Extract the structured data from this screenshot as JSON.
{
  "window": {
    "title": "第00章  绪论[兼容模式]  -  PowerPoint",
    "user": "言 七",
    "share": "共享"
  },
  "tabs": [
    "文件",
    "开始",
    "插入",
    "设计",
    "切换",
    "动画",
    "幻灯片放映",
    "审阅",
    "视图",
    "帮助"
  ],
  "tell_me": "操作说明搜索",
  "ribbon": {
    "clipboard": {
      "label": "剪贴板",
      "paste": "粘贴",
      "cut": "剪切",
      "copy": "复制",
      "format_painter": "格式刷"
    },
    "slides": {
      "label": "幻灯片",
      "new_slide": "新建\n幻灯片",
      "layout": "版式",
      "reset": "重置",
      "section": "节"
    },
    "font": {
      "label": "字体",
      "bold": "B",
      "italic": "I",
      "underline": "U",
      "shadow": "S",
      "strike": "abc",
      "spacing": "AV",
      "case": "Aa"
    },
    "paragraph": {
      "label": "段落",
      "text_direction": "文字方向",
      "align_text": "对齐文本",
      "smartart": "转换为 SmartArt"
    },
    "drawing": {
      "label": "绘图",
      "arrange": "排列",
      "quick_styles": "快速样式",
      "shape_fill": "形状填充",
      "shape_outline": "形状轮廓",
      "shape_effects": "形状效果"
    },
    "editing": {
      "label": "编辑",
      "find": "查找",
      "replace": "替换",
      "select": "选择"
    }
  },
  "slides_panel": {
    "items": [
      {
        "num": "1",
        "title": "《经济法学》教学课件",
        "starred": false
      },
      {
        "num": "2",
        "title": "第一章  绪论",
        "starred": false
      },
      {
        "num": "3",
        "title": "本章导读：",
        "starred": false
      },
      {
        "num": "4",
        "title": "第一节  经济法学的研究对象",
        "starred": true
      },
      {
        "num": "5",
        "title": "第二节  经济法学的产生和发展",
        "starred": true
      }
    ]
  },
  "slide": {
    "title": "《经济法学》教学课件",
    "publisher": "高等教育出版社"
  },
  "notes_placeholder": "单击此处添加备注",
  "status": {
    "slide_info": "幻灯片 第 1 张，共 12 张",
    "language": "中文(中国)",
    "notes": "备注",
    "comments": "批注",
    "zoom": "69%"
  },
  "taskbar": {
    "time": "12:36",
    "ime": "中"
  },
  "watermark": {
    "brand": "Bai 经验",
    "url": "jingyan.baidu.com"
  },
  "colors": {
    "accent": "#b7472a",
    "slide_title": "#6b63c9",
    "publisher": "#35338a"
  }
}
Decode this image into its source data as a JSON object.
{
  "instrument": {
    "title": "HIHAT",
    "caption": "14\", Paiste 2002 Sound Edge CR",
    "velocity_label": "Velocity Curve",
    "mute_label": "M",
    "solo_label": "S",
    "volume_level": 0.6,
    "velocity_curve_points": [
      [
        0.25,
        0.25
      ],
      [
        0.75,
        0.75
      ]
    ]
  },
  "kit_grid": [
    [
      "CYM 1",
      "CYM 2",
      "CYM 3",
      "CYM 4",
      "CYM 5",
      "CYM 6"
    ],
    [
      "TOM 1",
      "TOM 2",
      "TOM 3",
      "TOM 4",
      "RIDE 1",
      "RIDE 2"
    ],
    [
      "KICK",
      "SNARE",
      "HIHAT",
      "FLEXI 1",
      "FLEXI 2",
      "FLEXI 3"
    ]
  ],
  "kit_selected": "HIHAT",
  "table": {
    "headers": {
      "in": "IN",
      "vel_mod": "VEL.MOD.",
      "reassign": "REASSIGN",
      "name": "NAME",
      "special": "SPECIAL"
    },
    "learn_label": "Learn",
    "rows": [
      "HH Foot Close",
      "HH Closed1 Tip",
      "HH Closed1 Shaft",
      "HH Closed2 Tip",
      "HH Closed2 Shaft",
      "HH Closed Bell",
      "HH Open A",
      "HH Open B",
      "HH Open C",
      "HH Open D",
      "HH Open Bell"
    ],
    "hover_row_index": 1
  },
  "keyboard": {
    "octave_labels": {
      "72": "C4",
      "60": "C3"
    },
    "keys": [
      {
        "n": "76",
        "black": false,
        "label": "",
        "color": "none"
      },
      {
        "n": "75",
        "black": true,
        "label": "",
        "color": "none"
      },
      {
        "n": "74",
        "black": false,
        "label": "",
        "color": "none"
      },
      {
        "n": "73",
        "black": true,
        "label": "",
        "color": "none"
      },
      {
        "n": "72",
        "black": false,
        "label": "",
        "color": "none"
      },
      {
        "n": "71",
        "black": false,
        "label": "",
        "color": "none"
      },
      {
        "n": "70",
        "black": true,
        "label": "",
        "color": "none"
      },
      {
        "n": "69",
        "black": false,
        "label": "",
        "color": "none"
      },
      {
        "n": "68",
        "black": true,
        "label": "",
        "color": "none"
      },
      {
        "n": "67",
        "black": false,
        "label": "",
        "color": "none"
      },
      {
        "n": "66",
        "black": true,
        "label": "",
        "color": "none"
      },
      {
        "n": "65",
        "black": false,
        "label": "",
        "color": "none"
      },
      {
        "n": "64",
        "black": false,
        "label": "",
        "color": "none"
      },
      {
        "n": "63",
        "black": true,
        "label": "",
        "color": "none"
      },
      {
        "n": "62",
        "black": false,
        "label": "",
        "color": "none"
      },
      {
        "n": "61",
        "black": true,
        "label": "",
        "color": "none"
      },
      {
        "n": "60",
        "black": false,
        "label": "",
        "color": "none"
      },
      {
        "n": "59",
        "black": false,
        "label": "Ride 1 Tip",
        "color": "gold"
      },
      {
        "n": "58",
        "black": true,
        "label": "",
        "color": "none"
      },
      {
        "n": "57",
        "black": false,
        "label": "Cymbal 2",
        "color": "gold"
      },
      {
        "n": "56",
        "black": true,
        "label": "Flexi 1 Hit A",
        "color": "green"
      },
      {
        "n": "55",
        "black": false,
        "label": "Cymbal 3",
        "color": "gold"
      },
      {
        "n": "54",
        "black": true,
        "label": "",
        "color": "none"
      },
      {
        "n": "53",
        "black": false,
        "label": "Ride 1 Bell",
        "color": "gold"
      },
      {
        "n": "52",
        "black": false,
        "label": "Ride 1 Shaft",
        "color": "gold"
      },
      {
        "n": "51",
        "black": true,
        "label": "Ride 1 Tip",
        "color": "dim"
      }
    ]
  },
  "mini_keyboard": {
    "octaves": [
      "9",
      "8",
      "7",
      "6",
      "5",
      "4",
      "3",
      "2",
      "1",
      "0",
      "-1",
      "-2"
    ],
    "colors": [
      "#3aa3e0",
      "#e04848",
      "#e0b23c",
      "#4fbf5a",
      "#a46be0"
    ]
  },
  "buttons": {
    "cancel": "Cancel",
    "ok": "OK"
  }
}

-*-*-

What is needed: Filter the records above and return every line that holds the word "publisher".

Response to this exercise:
    "publisher": "高等教育出版社"
    "publisher": "#35338a"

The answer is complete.